### INSTRUCTIONS TO FOLLOW:
Transcribe each entry below exactly. Pictures do not go in the copy.

Start of DATA FOR THE TASK

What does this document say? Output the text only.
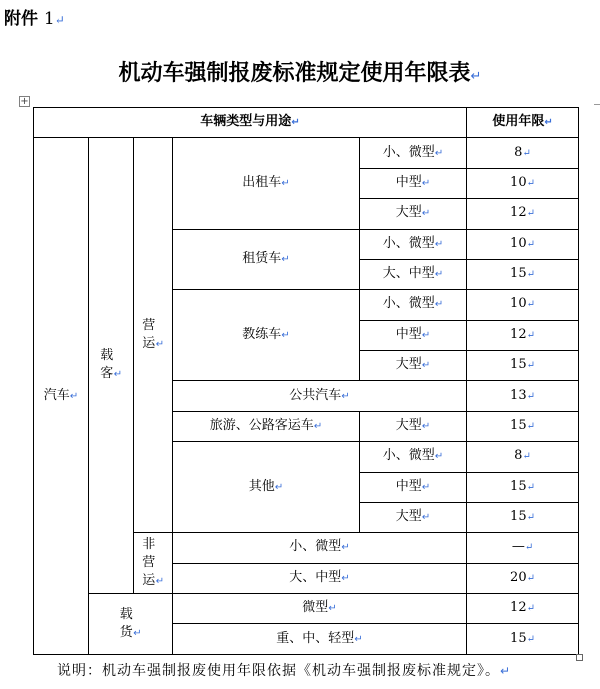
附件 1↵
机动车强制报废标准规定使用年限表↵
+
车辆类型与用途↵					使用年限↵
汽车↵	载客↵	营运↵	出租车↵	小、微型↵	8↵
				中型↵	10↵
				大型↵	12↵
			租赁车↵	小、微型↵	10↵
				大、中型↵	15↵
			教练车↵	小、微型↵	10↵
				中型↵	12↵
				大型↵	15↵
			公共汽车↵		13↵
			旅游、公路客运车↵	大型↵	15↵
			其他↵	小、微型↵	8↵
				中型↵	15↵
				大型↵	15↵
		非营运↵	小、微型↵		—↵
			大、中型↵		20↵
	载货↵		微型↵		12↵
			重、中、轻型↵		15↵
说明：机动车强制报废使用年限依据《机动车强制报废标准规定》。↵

End of DATA FOR THE TASK

### TASK OUTPUT:
What does this document say? Output the text only.
附件 1↵
机动车强制报废标准规定使用年限表↵
+
车辆类型与用途↵					使用年限↵
汽车↵	载客↵	营运↵	出租车↵	小、微型↵	8↵
				中型↵	10↵
				大型↵	12↵
			租赁车↵	小、微型↵	10↵
				大、中型↵	15↵
			教练车↵	小、微型↵	10↵
				中型↵	12↵
				大型↵	15↵
			公共汽车↵		13↵
			旅游、公路客运车↵	大型↵	15↵
			其他↵	小、微型↵	8↵
				中型↵	15↵
				大型↵	15↵
		非营运↵	小、微型↵		—↵
			大、中型↵		20↵
	载货↵		微型↵		12↵
			重、中、轻型↵		15↵
说明：机动车强制报废使用年限依据《机动车强制报废标准规定》。↵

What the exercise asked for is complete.